- _Written problem_
Your task is to copy every line of the records below that contains "不是分式".

- _Saved data entries_
----------------------------------------
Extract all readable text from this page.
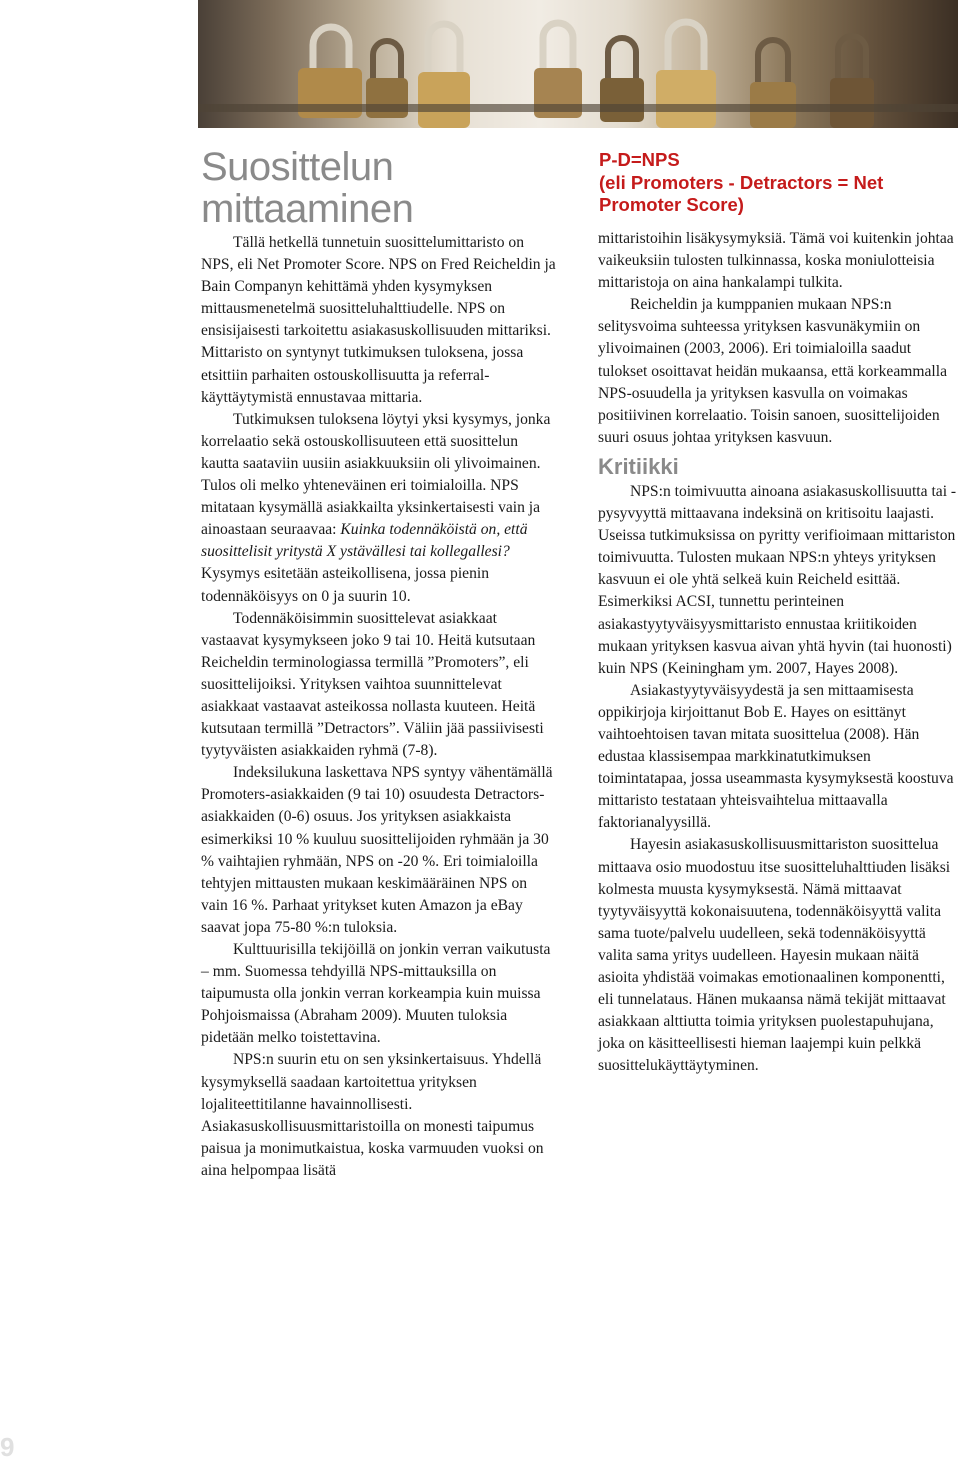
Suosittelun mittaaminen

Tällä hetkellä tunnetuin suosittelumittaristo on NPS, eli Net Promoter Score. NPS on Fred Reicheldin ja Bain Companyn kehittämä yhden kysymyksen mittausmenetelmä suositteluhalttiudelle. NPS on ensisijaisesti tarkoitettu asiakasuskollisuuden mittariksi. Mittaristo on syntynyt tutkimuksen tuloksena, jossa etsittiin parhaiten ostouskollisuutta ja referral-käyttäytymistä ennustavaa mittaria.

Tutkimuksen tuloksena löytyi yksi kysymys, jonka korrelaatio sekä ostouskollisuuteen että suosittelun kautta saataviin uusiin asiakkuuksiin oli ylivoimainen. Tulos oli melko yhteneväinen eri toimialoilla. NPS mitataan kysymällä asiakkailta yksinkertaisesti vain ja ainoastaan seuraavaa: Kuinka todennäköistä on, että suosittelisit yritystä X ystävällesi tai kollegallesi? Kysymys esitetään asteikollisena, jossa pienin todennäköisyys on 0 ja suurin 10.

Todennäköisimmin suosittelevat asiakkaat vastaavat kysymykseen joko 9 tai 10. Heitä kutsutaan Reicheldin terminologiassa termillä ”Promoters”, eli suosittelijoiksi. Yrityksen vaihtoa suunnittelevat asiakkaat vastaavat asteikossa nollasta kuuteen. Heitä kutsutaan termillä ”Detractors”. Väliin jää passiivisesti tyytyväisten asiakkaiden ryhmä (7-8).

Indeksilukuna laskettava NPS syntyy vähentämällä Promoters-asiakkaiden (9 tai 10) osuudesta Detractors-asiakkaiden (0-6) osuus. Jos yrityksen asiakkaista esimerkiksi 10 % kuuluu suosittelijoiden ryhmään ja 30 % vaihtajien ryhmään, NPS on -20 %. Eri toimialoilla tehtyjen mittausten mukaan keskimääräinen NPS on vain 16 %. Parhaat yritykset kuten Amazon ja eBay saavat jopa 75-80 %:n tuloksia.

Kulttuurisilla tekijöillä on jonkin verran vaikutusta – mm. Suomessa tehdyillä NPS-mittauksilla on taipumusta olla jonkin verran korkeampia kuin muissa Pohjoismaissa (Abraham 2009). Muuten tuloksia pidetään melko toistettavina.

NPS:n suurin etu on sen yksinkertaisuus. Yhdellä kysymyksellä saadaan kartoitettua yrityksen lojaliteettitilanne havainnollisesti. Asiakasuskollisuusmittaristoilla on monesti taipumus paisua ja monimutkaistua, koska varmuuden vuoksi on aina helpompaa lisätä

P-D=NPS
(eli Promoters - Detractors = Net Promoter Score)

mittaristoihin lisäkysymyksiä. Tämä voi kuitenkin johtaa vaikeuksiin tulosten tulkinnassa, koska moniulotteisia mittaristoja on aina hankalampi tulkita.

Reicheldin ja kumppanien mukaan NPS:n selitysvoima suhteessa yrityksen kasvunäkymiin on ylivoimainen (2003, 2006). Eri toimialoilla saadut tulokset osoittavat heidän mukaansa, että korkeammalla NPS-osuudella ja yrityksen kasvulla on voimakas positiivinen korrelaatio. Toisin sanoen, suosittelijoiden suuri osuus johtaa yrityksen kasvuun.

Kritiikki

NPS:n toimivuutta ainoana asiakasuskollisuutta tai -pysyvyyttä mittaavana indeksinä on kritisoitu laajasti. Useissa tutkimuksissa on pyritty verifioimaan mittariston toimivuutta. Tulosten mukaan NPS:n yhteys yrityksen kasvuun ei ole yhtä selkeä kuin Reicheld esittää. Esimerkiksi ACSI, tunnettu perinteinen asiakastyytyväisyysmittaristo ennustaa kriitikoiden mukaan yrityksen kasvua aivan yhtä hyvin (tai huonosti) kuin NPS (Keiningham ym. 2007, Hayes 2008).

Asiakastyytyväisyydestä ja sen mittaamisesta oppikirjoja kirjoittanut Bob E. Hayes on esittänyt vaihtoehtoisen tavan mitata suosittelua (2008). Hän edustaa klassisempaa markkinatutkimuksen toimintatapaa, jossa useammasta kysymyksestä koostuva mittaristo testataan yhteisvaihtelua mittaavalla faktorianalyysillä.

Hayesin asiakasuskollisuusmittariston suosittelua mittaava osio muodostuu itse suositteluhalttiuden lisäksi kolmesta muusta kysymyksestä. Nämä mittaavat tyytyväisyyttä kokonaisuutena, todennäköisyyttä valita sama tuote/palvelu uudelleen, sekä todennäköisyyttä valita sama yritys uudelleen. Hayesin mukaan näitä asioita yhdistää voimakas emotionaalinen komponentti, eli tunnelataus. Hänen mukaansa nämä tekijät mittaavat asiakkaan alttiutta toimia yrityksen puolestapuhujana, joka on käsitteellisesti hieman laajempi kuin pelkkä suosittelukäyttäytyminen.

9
----------------------------------------
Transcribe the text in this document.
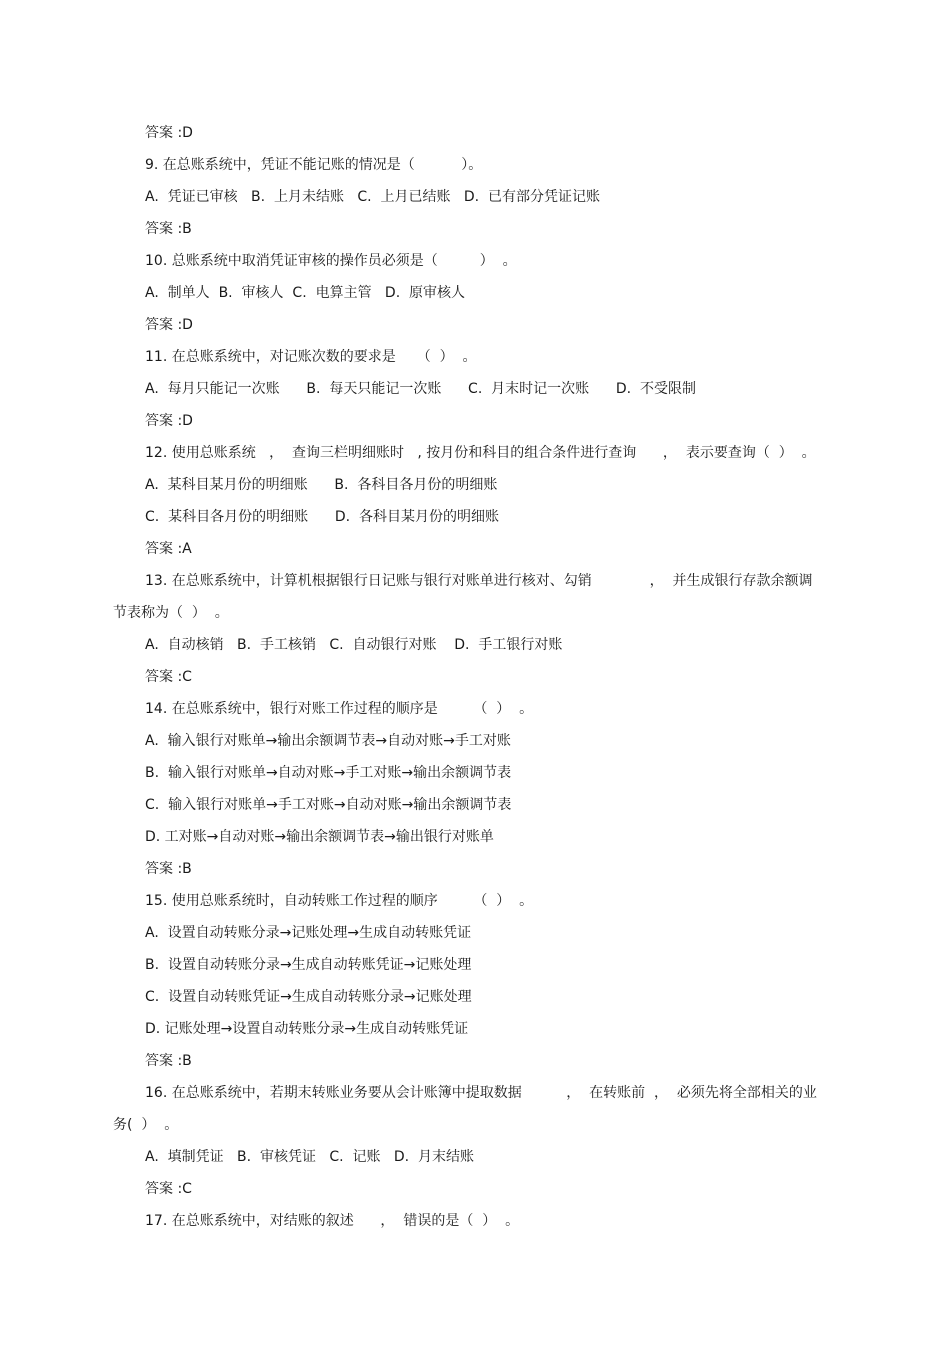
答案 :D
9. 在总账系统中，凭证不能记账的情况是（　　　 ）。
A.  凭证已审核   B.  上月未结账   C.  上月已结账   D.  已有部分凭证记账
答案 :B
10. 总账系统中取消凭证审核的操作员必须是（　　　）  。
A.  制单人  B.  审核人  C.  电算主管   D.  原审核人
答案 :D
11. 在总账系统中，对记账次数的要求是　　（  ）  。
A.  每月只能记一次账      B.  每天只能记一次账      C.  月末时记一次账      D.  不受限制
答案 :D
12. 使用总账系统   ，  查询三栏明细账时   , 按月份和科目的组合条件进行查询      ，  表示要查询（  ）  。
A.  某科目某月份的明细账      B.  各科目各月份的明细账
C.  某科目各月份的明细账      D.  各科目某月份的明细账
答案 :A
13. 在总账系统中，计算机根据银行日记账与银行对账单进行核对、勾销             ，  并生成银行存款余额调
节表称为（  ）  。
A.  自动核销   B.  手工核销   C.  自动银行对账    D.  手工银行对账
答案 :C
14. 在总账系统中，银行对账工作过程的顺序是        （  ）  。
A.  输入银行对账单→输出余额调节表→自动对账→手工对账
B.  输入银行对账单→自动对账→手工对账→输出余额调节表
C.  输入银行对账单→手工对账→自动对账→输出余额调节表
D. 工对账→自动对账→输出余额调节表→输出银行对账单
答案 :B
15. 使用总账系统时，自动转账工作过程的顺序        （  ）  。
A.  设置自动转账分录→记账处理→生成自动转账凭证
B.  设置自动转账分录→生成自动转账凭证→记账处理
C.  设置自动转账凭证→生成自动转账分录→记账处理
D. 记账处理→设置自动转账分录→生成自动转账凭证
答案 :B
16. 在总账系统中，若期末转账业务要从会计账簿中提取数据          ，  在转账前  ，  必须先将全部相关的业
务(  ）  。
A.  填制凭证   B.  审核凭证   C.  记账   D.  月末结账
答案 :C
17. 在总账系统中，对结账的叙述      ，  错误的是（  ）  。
----------------------------------------
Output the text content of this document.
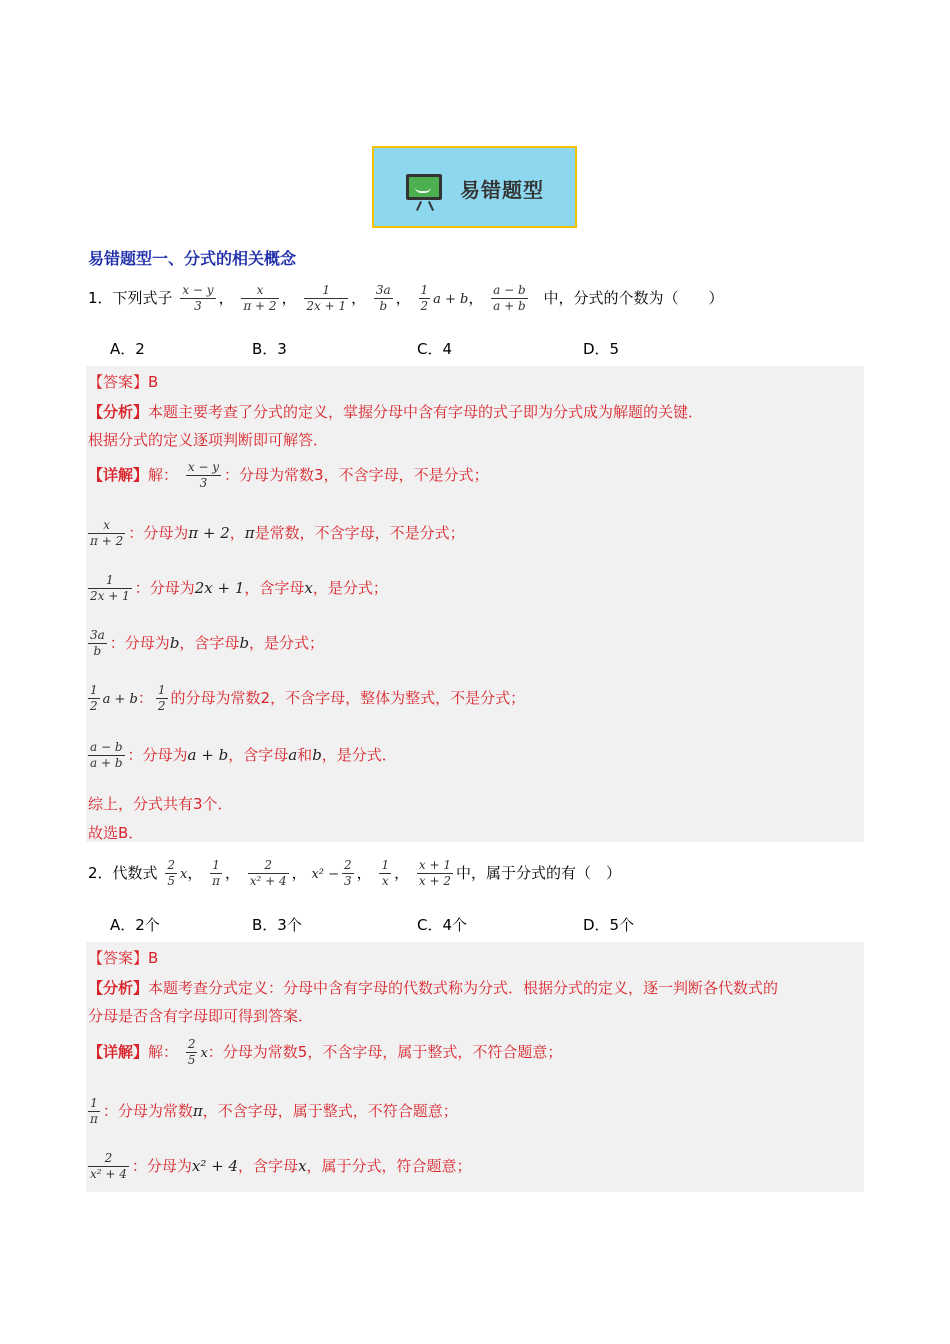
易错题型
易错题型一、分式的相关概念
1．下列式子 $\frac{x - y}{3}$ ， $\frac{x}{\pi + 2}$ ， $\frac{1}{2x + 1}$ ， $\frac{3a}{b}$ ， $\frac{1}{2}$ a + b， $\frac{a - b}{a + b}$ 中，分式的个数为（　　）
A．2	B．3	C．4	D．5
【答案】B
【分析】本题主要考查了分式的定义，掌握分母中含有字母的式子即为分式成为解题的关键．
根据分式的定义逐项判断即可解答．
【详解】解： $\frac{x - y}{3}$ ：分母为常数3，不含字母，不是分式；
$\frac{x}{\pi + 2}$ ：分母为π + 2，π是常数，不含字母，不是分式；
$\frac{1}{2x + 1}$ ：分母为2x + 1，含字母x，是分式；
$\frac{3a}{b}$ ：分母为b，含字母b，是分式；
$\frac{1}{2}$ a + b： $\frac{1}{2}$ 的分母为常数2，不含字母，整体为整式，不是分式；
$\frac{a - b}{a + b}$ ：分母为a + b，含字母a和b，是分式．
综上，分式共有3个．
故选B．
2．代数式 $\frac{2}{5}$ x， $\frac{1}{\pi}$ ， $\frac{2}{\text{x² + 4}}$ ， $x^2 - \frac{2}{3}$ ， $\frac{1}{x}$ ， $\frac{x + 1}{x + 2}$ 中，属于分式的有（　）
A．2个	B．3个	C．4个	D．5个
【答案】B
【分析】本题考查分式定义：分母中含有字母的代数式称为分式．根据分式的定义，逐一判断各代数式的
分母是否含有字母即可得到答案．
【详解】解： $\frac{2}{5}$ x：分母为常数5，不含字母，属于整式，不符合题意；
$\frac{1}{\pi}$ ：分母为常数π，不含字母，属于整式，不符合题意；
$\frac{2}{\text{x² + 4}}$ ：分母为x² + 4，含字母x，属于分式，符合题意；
----------------------------------------
- _The response_
【详解】解： $\frac{x - y}{3}$ ：分母为常数3，不含字母，不是分式；
$\frac{x}{\pi + 2}$ ：分母为π + 2，π是常数，不含字母，不是分式；
$\frac{1}{2}$ a + b： $\frac{1}{2}$ 的分母为常数2，不含字母，整体为整式，不是分式；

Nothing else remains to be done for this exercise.